[Data listing]
⁂
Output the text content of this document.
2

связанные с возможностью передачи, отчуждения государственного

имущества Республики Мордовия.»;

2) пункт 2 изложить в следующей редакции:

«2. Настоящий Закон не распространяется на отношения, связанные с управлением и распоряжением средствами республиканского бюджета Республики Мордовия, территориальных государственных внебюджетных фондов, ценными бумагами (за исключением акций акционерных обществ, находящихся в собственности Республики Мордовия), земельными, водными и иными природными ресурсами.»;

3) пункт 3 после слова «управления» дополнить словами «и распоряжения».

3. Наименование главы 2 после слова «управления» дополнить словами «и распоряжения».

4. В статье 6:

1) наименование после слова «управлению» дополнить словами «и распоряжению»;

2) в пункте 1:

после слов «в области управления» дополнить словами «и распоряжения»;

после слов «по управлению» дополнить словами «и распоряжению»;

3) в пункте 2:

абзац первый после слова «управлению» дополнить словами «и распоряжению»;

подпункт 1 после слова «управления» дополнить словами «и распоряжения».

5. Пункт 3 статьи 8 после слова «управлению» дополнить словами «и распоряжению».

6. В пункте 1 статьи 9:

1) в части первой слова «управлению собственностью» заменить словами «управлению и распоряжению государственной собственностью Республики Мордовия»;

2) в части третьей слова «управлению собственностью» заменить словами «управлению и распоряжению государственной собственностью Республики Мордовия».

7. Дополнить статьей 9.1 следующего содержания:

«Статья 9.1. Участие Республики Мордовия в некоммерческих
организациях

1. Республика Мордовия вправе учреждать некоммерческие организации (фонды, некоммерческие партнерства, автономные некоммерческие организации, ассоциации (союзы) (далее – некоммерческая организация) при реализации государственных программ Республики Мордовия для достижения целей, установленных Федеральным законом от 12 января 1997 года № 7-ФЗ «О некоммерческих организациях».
⁂
What to produce:
Copy out each line of the entries that holds "некоммерческих".

Written reply:
«Статья 9.1. Участие Республики Мордовия в некоммерческих
1. Республика Мордовия вправе учреждать некоммерческие организации (фонды, некоммерческие партнерства, автономные некоммерческие организации, ассоциации (союзы) (далее – некоммерческая организация) при реализации государственных программ Республики Мордовия для достижения целей, установленных Федеральным законом от 12 января 1997 года № 7-ФЗ «О некоммерческих организациях».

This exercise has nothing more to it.